** START OF Information given **

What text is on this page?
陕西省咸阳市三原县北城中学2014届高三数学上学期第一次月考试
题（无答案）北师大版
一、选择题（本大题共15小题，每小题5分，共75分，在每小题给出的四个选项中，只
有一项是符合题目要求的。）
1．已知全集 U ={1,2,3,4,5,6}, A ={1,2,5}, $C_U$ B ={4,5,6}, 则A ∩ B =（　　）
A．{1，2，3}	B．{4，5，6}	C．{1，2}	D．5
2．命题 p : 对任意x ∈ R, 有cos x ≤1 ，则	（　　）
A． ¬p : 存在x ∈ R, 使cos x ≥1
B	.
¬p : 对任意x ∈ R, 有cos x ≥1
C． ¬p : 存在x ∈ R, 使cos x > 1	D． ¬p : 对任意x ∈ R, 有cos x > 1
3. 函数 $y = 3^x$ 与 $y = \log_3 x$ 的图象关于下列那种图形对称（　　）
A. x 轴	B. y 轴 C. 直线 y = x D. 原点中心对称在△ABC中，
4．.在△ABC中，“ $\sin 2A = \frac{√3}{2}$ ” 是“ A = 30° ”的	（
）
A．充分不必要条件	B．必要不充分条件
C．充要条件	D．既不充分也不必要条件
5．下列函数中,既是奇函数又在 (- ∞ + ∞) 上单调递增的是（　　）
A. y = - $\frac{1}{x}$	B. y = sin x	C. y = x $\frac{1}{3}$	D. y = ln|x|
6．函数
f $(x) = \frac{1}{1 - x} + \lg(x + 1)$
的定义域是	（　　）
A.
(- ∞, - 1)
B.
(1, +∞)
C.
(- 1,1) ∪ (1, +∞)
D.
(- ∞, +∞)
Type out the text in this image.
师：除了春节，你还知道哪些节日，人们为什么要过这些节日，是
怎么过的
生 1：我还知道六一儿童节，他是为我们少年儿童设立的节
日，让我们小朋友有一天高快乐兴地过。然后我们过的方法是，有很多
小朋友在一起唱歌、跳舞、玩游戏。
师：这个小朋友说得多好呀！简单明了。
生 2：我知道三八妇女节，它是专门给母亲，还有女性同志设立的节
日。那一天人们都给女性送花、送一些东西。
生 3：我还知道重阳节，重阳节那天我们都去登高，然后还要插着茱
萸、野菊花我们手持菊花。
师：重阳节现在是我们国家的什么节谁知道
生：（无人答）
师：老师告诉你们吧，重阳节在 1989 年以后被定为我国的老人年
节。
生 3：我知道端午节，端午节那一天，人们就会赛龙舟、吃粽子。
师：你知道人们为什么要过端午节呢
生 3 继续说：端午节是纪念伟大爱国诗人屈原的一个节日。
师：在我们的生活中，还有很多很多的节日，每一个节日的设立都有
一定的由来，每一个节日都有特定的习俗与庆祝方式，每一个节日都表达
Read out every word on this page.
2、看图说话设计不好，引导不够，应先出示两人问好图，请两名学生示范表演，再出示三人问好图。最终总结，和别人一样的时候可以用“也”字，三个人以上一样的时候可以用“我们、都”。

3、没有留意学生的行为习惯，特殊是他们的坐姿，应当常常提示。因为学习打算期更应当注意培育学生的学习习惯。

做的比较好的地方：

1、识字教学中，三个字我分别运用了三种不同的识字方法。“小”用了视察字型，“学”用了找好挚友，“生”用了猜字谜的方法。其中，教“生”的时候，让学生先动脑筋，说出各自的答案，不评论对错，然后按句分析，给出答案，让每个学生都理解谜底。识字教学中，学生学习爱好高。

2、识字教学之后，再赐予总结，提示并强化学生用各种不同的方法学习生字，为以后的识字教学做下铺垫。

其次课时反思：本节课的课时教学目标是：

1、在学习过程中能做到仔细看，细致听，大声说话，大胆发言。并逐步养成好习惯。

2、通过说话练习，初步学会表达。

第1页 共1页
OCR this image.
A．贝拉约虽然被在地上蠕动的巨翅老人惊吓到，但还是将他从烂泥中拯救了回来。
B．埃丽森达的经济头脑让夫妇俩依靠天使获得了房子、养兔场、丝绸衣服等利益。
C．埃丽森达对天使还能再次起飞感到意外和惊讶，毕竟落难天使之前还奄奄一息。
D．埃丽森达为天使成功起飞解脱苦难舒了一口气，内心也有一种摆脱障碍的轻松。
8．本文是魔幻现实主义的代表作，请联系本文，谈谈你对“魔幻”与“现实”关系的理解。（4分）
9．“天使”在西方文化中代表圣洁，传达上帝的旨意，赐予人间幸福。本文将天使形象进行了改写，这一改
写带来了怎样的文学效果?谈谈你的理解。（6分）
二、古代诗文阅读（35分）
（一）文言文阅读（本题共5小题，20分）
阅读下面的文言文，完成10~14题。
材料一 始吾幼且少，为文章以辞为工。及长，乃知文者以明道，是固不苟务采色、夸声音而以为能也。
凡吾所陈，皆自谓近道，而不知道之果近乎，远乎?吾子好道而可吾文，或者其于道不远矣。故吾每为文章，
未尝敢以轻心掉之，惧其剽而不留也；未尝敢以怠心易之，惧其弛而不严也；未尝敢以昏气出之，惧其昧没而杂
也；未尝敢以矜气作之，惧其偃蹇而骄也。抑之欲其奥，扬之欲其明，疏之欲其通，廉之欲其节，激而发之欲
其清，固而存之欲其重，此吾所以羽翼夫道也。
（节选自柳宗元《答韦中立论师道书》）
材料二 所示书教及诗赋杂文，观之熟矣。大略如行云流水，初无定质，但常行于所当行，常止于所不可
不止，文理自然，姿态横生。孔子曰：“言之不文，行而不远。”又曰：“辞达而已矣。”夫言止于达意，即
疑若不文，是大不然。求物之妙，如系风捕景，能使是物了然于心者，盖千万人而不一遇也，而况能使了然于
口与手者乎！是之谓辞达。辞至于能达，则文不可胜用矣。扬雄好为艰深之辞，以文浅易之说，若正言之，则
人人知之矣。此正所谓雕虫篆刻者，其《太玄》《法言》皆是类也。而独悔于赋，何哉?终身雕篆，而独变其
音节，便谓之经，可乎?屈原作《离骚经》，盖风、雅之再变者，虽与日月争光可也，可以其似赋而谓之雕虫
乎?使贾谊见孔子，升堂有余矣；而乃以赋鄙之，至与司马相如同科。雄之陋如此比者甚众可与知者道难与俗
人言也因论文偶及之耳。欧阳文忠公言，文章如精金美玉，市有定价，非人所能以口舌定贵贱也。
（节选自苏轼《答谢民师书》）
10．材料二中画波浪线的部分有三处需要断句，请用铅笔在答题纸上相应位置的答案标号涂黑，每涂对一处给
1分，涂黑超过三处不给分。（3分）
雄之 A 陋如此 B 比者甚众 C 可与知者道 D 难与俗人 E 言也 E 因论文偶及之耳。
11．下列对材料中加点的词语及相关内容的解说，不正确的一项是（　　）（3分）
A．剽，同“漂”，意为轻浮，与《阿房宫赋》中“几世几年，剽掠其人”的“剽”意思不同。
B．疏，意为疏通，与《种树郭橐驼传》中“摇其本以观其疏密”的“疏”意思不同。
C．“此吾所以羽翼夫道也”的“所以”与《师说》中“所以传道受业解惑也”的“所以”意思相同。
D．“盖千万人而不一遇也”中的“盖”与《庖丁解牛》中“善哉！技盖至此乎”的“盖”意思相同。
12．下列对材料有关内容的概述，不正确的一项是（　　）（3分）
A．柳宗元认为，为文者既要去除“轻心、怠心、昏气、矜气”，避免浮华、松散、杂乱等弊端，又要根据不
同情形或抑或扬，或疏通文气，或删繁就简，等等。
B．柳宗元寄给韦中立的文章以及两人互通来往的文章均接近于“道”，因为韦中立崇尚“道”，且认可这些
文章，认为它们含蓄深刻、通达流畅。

** END OF Information given **

**Your task:**
Locate the word "意思相同" in the entries, and copy every line where it is found.

**Solution to the problem:**
C．“此吾所以羽翼夫道也”的“所以”与《师说》中“所以传道受业解惑也”的“所以”意思相同。
D．“盖千万人而不一遇也”中的“盖”与《庖丁解牛》中“善哉！技盖至此乎”的“盖”意思相同。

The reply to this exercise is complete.